§ Goal
Could you reproduce, word for word, the lines from the very first one through the line containing "bar-madeira <box>1302 517 1332 646</box>", including both of those lines?

§ Exercise input
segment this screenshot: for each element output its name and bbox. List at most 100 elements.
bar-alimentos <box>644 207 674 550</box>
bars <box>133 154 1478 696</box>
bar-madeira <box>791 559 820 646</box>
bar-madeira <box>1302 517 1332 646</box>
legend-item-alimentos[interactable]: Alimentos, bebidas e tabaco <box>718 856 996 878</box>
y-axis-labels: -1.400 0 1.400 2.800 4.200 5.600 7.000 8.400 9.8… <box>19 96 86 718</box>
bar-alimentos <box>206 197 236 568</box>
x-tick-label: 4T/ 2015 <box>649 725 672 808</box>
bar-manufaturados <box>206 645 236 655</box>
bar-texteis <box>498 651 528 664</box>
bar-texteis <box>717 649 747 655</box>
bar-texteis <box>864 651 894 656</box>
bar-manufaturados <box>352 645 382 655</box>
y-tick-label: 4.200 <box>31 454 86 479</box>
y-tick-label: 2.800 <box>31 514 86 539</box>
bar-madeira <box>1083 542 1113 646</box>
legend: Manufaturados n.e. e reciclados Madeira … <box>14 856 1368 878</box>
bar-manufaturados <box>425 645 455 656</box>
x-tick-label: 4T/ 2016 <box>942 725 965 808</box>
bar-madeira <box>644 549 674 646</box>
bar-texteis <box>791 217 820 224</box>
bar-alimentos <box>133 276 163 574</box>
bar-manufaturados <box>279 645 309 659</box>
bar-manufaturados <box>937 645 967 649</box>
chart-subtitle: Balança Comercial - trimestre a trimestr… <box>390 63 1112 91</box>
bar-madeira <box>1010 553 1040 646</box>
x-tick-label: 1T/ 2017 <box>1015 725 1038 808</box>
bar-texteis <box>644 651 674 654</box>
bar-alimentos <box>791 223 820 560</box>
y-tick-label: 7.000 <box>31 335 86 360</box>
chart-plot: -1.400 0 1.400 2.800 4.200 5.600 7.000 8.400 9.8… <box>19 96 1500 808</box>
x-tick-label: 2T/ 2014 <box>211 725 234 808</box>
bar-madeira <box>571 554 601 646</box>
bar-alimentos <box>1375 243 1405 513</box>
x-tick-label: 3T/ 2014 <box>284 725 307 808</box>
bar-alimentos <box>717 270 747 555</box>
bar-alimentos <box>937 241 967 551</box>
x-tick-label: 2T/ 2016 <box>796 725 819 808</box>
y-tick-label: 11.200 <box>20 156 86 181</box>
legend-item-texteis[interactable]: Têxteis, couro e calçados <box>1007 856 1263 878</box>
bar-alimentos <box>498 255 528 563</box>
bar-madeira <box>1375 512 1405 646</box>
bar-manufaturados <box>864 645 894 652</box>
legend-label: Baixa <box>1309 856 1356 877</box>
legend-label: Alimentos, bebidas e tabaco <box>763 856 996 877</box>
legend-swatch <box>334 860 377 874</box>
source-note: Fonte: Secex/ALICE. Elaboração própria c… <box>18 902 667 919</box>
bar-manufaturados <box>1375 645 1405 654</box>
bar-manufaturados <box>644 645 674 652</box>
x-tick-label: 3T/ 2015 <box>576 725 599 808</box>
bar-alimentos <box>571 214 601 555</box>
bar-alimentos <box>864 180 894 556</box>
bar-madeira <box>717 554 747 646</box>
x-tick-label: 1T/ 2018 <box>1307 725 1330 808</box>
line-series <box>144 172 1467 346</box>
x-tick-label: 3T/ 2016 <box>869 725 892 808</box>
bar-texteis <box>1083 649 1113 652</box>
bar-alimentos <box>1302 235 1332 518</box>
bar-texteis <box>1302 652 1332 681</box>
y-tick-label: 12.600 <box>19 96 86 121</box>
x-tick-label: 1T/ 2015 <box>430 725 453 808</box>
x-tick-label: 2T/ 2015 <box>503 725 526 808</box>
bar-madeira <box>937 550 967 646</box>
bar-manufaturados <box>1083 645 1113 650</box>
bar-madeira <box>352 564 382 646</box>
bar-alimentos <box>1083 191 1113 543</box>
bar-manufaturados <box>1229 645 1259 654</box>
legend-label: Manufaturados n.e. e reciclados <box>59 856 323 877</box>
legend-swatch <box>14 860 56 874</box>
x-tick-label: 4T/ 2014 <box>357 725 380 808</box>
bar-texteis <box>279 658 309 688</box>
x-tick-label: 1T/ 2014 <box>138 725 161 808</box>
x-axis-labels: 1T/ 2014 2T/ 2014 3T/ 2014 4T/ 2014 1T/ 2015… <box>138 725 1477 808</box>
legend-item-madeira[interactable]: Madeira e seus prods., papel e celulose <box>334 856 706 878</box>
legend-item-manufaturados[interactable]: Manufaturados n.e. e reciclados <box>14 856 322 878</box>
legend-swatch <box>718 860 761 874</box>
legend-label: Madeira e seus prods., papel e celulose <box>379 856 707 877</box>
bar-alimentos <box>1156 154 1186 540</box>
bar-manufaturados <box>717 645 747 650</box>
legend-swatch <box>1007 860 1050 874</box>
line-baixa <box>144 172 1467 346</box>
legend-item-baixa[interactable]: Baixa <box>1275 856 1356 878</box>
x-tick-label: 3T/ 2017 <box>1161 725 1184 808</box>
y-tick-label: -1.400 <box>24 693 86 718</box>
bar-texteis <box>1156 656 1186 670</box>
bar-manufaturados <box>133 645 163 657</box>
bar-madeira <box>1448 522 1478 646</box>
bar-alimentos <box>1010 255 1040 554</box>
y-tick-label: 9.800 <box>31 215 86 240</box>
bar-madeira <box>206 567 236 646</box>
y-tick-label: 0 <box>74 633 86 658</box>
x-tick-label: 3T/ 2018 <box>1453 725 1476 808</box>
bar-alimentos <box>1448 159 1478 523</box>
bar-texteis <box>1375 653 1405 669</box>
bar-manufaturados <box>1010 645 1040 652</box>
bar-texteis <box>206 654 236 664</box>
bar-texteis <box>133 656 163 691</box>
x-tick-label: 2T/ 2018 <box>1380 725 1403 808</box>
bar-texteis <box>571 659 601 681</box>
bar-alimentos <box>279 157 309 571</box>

§ Answer in full
segment this screenshot: for each element output its name and bbox. List at most 100 elements.
bar-alimentos <box>644 207 674 550</box>
bars <box>133 154 1478 696</box>
bar-madeira <box>791 559 820 646</box>
bar-madeira <box>1302 517 1332 646</box>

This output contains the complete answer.